- DIRECTIVE
Output every line of the material exactly, omitting images.

── PROVIDED ENTRIES ──

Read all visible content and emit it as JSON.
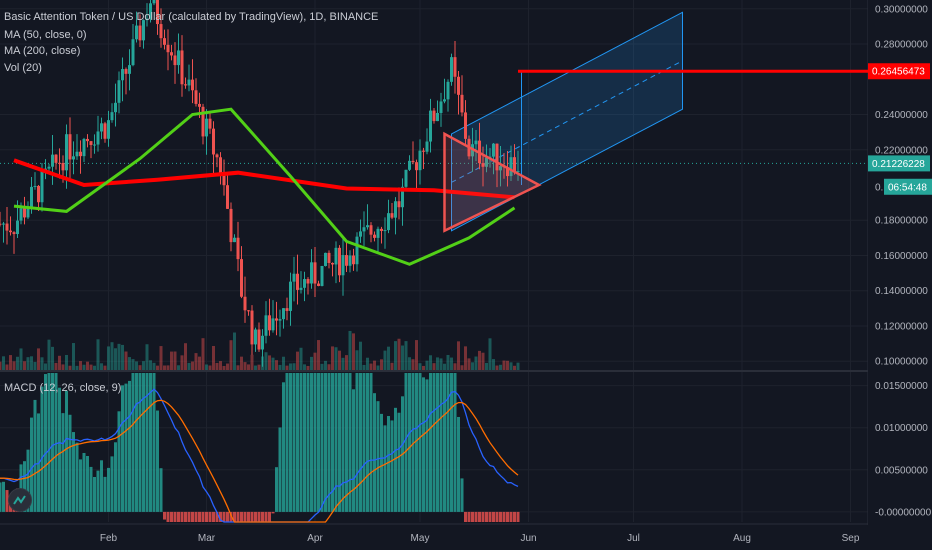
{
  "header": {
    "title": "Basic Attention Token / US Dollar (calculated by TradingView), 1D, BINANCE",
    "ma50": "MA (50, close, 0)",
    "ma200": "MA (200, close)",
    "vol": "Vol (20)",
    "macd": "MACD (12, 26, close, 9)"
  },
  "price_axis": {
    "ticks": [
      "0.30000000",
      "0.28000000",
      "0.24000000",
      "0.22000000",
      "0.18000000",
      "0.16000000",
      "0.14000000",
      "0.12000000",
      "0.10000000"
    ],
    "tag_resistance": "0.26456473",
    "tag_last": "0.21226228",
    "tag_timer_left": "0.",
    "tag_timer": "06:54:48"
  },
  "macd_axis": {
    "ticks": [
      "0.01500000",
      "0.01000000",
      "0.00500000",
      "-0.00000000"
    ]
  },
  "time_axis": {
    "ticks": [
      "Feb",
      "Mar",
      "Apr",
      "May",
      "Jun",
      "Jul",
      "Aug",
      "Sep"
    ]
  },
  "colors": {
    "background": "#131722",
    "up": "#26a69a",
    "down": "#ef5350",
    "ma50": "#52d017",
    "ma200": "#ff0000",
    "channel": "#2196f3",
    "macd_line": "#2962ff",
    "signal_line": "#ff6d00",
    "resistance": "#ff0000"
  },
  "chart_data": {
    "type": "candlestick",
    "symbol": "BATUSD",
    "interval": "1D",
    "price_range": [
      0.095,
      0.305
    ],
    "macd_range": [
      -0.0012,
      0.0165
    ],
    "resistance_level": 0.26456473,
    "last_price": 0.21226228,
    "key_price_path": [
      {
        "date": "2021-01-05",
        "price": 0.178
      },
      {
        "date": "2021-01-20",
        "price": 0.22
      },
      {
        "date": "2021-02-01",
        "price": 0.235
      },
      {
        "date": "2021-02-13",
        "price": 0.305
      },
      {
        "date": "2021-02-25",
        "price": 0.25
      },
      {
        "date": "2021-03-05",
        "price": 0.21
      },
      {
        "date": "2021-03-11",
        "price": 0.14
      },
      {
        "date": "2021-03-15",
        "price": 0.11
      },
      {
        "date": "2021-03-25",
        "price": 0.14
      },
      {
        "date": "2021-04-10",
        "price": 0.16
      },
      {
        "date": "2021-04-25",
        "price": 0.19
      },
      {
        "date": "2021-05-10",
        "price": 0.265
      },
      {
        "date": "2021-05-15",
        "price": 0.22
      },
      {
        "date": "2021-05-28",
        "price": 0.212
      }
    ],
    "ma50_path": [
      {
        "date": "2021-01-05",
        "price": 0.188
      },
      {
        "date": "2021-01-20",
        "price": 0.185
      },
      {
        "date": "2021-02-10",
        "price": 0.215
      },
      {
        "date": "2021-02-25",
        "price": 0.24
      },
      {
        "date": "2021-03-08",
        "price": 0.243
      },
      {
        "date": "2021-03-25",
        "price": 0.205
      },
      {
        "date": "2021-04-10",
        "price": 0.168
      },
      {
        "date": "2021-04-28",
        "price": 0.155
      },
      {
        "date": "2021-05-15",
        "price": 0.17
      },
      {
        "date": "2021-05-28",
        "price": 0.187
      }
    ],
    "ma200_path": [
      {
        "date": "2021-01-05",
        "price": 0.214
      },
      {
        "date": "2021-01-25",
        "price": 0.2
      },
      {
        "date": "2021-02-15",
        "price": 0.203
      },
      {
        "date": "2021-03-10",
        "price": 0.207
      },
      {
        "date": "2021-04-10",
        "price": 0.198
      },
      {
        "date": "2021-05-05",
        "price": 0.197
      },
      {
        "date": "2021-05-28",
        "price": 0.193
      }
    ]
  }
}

───

- SOLUTION TO THE PROBLEM
Read all visible content and emit it as JSON.
{
  "header": {
    "title": "Basic Attention Token / US Dollar (calculated by TradingView), 1D, BINANCE",
    "ma50": "MA (50, close, 0)",
    "ma200": "MA (200, close)",
    "vol": "Vol (20)",
    "macd": "MACD (12, 26, close, 9)"
  },
  "price_axis": {
    "ticks": [
      "0.30000000",
      "0.28000000",
      "0.24000000",
      "0.22000000",
      "0.18000000",
      "0.16000000",
      "0.14000000",
      "0.12000000",
      "0.10000000"
    ],
    "tag_resistance": "0.26456473",
    "tag_last": "0.21226228",
    "tag_timer_left": "0.",
    "tag_timer": "06:54:48"
  },
  "macd_axis": {
    "ticks": [
      "0.01500000",
      "0.01000000",
      "0.00500000",
      "-0.00000000"
    ]
  },
  "time_axis": {
    "ticks": [
      "Feb",
      "Mar",
      "Apr",
      "May",
      "Jun",
      "Jul",
      "Aug",
      "Sep"
    ]
  },
  "colors": {
    "background": "#131722",
    "up": "#26a69a",
    "down": "#ef5350",
    "ma50": "#52d017",
    "ma200": "#ff0000",
    "channel": "#2196f3",
    "macd_line": "#2962ff",
    "signal_line": "#ff6d00",
    "resistance": "#ff0000"
  },
  "chart_data": {
    "type": "candlestick",
    "symbol": "BATUSD",
    "interval": "1D",
    "price_range": [
      0.095,
      0.305
    ],
    "macd_range": [
      -0.0012,
      0.0165
    ],
    "resistance_level": 0.26456473,
    "last_price": 0.21226228,
    "key_price_path": [
      {
        "date": "2021-01-05",
        "price": 0.178
      },
      {
        "date": "2021-01-20",
        "price": 0.22
      },
      {
        "date": "2021-02-01",
        "price": 0.235
      },
      {
        "date": "2021-02-13",
        "price": 0.305
      },
      {
        "date": "2021-02-25",
        "price": 0.25
      },
      {
        "date": "2021-03-05",
        "price": 0.21
      },
      {
        "date": "2021-03-11",
        "price": 0.14
      },
      {
        "date": "2021-03-15",
        "price": 0.11
      },
      {
        "date": "2021-03-25",
        "price": 0.14
      },
      {
        "date": "2021-04-10",
        "price": 0.16
      },
      {
        "date": "2021-04-25",
        "price": 0.19
      },
      {
        "date": "2021-05-10",
        "price": 0.265
      },
      {
        "date": "2021-05-15",
        "price": 0.22
      },
      {
        "date": "2021-05-28",
        "price": 0.212
      }
    ],
    "ma50_path": [
      {
        "date": "2021-01-05",
        "price": 0.188
      },
      {
        "date": "2021-01-20",
        "price": 0.185
      },
      {
        "date": "2021-02-10",
        "price": 0.215
      },
      {
        "date": "2021-02-25",
        "price": 0.24
      },
      {
        "date": "2021-03-08",
        "price": 0.243
      },
      {
        "date": "2021-03-25",
        "price": 0.205
      },
      {
        "date": "2021-04-10",
        "price": 0.168
      },
      {
        "date": "2021-04-28",
        "price": 0.155
      },
      {
        "date": "2021-05-15",
        "price": 0.17
      },
      {
        "date": "2021-05-28",
        "price": 0.187
      }
    ],
    "ma200_path": [
      {
        "date": "2021-01-05",
        "price": 0.214
      },
      {
        "date": "2021-01-25",
        "price": 0.2
      },
      {
        "date": "2021-02-15",
        "price": 0.203
      },
      {
        "date": "2021-03-10",
        "price": 0.207
      },
      {
        "date": "2021-04-10",
        "price": 0.198
      },
      {
        "date": "2021-05-05",
        "price": 0.197
      },
      {
        "date": "2021-05-28",
        "price": 0.193
      }
    ]
  }
}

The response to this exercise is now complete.